=== Required task ===
Repeat each line of the material exactly.

Stored items from a collection:
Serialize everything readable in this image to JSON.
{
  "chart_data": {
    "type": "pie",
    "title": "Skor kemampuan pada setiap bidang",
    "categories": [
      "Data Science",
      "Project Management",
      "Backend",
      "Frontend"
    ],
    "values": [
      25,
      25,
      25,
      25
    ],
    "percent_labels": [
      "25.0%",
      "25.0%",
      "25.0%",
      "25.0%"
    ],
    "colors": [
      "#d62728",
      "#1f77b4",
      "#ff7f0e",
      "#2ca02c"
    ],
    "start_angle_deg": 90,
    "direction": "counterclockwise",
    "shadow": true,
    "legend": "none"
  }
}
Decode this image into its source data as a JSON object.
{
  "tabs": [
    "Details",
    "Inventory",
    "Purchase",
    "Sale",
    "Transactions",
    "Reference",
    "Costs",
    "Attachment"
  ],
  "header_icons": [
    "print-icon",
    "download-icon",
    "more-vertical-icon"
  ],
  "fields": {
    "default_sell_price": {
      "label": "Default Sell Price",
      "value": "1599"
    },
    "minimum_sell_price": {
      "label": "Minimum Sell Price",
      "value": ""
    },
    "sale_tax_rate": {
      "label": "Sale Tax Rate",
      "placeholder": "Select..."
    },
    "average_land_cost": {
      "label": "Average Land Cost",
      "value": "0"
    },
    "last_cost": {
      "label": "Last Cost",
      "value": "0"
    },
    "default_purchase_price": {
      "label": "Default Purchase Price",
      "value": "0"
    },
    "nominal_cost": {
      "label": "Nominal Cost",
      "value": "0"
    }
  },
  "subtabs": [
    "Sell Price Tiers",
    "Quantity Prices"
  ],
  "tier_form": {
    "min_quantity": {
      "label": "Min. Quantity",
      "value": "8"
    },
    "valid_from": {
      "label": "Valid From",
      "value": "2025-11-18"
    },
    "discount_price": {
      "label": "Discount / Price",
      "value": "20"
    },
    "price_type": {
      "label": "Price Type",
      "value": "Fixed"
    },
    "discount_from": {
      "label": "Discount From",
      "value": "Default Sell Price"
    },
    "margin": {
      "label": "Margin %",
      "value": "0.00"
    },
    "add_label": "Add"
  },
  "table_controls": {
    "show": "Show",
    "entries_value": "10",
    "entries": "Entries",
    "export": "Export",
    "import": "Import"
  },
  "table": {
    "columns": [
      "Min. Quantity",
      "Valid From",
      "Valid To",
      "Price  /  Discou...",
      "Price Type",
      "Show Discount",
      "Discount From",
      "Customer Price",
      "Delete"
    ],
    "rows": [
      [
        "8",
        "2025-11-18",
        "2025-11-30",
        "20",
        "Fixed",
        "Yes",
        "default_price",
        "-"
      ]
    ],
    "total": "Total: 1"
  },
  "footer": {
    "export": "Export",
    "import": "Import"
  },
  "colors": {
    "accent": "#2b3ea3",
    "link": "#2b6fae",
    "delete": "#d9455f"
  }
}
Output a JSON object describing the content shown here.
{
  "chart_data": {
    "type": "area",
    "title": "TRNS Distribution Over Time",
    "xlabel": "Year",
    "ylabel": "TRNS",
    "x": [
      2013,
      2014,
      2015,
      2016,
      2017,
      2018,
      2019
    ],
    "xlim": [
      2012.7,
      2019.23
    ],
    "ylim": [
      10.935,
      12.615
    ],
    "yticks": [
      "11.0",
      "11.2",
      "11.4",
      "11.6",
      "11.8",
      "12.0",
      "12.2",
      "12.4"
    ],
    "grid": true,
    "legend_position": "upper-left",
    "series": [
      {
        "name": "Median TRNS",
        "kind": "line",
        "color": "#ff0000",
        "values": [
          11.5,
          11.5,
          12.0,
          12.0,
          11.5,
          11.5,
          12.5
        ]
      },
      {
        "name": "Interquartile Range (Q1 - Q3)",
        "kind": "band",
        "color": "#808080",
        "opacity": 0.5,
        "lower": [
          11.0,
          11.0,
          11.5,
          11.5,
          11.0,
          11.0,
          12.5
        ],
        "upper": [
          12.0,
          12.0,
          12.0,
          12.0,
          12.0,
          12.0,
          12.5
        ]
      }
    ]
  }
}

=== Response ===
Serialize everything readable in this image to JSON.
{
  "chart_data": {
    "type": "pie",
    "title": "Skor kemampuan pada setiap bidang",
    "categories": [
      "Data Science",
      "Project Management",
      "Backend",
      "Frontend"
    ],
    "values": [
      25,
      25,
      25,
      25
    ],
    "percent_labels": [
      "25.0%",
      "25.0%",
      "25.0%",
      "25.0%"
    ],
    "colors": [
      "#d62728",
      "#1f77b4",
      "#ff7f0e",
      "#2ca02c"
    ],
    "start_angle_deg": 90,
    "direction": "counterclockwise",
    "shadow": true,
    "legend": "none"
  }
}
Decode this image into its source data as a JSON object.
{
  "tabs": [
    "Details",
    "Inventory",
    "Purchase",
    "Sale",
    "Transactions",
    "Reference",
    "Costs",
    "Attachment"
  ],
  "header_icons": [
    "print-icon",
    "download-icon",
    "more-vertical-icon"
  ],
  "fields": {
    "default_sell_price": {
      "label": "Default Sell Price",
      "value": "1599"
    },
    "minimum_sell_price": {
      "label": "Minimum Sell Price",
      "value": ""
    },
    "sale_tax_rate": {
      "label": "Sale Tax Rate",
      "placeholder": "Select..."
    },
    "average_land_cost": {
      "label": "Average Land Cost",
      "value": "0"
    },
    "last_cost": {
      "label": "Last Cost",
      "value": "0"
    },
    "default_purchase_price": {
      "label": "Default Purchase Price",
      "value": "0"
    },
    "nominal_cost": {
      "label": "Nominal Cost",
      "value": "0"
    }
  },
  "subtabs": [
    "Sell Price Tiers",
    "Quantity Prices"
  ],
  "tier_form": {
    "min_quantity": {
      "label": "Min. Quantity",
      "value": "8"
    },
    "valid_from": {
      "label": "Valid From",
      "value": "2025-11-18"
    },
    "discount_price": {
      "label": "Discount / Price",
      "value": "20"
    },
    "price_type": {
      "label": "Price Type",
      "value": "Fixed"
    },
    "discount_from": {
      "label": "Discount From",
      "value": "Default Sell Price"
    },
    "margin": {
      "label": "Margin %",
      "value": "0.00"
    },
    "add_label": "Add"
  },
  "table_controls": {
    "show": "Show",
    "entries_value": "10",
    "entries": "Entries",
    "export": "Export",
    "import": "Import"
  },
  "table": {
    "columns": [
      "Min. Quantity",
      "Valid From",
      "Valid To",
      "Price  /  Discou...",
      "Price Type",
      "Show Discount",
      "Discount From",
      "Customer Price",
      "Delete"
    ],
    "rows": [
      [
        "8",
        "2025-11-18",
        "2025-11-30",
        "20",
        "Fixed",
        "Yes",
        "default_price",
        "-"
      ]
    ],
    "total": "Total: 1"
  },
  "footer": {
    "export": "Export",
    "import": "Import"
  },
  "colors": {
    "accent": "#2b3ea3",
    "link": "#2b6fae",
    "delete": "#d9455f"
  }
}
Output a JSON object describing the content shown here.
{
  "chart_data": {
    "type": "area",
    "title": "TRNS Distribution Over Time",
    "xlabel": "Year",
    "ylabel": "TRNS",
    "x": [
      2013,
      2014,
      2015,
      2016,
      2017,
      2018,
      2019
    ],
    "xlim": [
      2012.7,
      2019.23
    ],
    "ylim": [
      10.935,
      12.615
    ],
    "yticks": [
      "11.0",
      "11.2",
      "11.4",
      "11.6",
      "11.8",
      "12.0",
      "12.2",
      "12.4"
    ],
    "grid": true,
    "legend_position": "upper-left",
    "series": [
      {
        "name": "Median TRNS",
        "kind": "line",
        "color": "#ff0000",
        "values": [
          11.5,
          11.5,
          12.0,
          12.0,
          11.5,
          11.5,
          12.5
        ]
      },
      {
        "name": "Interquartile Range (Q1 - Q3)",
        "kind": "band",
        "color": "#808080",
        "opacity": 0.5,
        "lower": [
          11.0,
          11.0,
          11.5,
          11.5,
          11.0,
          11.0,
          12.5
        ],
        "upper": [
          12.0,
          12.0,
          12.0,
          12.0,
          12.0,
          12.0,
          12.5
        ]
      }
    ]
  }
}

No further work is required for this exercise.